Exercise requirements
Gather from the material every line that contains the string "Východ".

╭─ Materials provided

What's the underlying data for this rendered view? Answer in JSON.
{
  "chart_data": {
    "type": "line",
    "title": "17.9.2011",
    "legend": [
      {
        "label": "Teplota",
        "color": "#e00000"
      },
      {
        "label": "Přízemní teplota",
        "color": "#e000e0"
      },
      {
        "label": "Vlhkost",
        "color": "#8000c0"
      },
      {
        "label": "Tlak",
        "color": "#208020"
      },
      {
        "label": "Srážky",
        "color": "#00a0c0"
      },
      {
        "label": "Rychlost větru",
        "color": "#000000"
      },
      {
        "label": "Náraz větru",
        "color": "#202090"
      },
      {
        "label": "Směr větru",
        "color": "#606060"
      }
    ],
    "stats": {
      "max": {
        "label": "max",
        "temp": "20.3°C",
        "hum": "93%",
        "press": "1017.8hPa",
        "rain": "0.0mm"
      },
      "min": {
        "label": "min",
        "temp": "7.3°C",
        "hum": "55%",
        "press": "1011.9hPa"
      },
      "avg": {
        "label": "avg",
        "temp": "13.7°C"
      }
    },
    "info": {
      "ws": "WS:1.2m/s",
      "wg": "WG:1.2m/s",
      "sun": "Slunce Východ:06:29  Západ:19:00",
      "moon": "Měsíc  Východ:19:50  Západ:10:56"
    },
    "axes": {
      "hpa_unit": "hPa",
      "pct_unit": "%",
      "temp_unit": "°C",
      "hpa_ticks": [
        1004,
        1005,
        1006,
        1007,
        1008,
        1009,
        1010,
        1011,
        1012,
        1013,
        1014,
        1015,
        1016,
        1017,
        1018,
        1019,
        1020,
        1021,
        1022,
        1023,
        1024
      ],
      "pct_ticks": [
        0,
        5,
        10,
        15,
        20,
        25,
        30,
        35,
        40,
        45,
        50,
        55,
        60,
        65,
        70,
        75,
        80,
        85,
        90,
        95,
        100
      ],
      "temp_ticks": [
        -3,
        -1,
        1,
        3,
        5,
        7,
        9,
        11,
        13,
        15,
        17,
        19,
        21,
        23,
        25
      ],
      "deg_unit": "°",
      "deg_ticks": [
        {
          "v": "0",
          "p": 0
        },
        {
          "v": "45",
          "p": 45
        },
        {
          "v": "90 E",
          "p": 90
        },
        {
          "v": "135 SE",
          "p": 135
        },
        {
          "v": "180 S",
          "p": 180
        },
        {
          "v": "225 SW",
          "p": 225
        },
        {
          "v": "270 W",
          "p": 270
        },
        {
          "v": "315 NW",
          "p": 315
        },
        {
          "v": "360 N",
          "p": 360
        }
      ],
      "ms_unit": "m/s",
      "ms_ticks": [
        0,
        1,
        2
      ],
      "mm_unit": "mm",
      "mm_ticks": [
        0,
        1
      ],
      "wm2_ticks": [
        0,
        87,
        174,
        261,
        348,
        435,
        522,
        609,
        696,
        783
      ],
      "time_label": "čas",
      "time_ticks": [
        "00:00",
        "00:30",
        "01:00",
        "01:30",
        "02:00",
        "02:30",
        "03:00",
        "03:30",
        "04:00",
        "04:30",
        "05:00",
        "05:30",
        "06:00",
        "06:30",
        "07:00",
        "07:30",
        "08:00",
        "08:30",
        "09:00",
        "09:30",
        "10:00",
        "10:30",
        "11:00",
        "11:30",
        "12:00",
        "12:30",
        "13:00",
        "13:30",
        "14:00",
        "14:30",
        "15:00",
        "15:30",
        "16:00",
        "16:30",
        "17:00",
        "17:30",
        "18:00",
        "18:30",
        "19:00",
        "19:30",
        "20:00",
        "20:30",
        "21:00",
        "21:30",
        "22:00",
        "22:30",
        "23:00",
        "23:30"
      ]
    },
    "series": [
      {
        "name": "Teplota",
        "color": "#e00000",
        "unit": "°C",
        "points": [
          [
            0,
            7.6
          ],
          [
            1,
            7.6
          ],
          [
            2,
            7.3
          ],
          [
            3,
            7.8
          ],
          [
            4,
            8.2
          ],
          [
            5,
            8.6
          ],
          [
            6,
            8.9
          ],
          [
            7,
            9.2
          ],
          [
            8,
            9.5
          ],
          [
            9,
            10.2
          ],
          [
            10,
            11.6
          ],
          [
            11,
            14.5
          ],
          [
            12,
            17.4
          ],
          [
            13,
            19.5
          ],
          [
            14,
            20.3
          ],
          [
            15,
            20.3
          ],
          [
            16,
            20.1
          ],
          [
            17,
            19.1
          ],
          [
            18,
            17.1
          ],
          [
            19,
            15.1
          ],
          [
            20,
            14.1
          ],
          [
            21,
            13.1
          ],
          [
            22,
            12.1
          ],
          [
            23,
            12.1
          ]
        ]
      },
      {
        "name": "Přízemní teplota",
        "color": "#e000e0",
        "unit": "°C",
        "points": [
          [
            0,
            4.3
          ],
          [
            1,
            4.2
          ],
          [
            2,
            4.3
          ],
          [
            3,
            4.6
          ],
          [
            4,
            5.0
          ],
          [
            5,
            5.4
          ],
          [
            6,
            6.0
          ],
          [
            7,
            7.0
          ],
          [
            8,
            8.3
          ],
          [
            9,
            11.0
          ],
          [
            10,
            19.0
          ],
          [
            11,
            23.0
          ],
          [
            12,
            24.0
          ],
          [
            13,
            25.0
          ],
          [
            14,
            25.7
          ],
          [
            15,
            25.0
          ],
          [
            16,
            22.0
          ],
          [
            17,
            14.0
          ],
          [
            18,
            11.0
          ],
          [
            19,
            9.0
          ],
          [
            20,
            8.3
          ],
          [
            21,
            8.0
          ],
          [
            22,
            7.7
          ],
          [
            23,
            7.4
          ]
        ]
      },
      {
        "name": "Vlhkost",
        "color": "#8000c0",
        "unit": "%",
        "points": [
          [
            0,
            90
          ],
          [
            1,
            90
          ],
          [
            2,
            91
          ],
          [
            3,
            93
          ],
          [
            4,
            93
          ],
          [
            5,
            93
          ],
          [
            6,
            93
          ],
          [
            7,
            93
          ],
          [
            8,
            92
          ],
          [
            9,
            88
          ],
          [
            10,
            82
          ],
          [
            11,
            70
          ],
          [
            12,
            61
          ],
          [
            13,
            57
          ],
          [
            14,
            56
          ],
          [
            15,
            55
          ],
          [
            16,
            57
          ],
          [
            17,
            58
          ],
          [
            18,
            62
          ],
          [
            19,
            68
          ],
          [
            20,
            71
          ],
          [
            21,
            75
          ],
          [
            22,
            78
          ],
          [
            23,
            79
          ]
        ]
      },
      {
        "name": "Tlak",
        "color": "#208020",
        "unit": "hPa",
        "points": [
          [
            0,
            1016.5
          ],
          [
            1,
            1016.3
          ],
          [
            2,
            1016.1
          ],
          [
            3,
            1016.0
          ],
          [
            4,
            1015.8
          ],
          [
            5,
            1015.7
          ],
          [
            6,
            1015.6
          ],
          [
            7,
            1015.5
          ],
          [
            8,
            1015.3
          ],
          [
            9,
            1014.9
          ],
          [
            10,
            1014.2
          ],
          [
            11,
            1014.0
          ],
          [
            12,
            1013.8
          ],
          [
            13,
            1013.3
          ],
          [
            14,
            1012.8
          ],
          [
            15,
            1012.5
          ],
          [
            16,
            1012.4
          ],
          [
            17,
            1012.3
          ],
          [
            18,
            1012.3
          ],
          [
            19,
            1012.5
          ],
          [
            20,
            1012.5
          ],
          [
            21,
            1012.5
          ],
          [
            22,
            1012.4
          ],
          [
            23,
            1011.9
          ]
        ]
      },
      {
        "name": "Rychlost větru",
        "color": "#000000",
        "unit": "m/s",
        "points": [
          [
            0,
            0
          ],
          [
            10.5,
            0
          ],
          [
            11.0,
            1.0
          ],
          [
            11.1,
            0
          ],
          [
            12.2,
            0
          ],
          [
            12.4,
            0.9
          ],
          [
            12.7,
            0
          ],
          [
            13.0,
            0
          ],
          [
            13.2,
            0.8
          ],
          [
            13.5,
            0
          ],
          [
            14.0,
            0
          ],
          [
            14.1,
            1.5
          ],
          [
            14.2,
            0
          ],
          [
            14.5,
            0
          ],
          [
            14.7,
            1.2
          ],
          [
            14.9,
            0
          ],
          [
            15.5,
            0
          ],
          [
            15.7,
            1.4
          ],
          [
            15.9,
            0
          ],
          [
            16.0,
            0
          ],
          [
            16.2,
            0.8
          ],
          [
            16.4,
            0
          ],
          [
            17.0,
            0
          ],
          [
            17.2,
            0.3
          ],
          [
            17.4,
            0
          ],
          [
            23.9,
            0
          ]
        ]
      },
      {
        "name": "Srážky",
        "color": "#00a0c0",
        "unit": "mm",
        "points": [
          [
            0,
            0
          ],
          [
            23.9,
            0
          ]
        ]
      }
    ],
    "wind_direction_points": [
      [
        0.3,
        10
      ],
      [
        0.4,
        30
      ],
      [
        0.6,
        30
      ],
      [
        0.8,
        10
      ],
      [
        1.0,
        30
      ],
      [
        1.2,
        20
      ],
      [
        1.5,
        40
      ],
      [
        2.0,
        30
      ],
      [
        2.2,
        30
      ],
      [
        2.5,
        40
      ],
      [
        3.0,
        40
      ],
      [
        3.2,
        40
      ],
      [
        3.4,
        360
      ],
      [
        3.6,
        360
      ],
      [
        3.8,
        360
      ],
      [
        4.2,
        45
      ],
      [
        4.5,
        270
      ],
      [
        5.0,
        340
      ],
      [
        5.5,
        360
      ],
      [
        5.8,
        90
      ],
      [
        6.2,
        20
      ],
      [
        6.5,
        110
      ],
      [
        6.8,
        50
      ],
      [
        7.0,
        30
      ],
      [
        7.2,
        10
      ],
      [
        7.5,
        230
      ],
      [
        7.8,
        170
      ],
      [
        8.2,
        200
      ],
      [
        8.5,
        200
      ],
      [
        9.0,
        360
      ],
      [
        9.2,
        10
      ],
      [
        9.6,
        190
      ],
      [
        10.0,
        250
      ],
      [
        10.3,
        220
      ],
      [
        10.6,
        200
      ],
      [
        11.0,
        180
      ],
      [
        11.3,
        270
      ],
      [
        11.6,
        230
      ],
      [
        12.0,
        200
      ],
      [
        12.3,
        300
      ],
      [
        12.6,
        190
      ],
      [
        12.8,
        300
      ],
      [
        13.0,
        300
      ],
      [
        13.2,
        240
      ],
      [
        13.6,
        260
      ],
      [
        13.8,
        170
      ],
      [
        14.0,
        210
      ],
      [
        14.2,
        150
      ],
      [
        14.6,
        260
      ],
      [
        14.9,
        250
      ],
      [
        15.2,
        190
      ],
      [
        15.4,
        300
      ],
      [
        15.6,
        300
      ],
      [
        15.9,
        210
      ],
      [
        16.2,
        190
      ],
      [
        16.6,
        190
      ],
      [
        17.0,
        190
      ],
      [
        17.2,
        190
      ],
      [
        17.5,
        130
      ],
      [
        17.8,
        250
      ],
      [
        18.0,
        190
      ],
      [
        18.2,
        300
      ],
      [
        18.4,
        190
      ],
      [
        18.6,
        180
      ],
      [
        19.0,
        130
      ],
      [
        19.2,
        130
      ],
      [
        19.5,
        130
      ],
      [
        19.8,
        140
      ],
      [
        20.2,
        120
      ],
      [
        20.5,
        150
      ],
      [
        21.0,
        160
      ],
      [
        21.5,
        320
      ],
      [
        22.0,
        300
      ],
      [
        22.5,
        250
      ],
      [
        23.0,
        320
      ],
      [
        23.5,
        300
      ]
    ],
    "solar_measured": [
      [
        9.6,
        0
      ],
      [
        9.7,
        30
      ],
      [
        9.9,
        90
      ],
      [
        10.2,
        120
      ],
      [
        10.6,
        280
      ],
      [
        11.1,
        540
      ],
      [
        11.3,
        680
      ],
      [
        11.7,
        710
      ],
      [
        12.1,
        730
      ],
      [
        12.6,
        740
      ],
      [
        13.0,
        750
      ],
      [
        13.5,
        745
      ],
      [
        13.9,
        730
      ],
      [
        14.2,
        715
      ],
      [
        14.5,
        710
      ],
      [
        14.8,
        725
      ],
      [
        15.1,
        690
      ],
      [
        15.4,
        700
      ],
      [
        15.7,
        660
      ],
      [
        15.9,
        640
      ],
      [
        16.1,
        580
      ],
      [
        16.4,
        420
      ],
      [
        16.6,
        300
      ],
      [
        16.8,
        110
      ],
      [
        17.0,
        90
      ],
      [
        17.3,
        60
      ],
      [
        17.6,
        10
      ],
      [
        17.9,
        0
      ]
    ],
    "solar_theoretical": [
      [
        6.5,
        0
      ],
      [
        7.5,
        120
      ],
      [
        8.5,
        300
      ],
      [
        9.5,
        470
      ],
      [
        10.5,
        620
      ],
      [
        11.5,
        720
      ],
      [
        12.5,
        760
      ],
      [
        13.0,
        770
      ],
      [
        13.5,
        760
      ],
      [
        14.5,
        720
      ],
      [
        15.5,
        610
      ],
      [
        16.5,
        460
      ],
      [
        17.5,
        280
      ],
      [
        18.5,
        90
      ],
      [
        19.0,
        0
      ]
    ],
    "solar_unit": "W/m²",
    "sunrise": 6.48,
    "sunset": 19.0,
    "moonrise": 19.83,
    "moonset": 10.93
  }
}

╰─

Full output
      "sun": "Slunce Východ:06:29  Západ:19:00",
      "moon": "Měsíc  Východ:19:50  Západ:10:56"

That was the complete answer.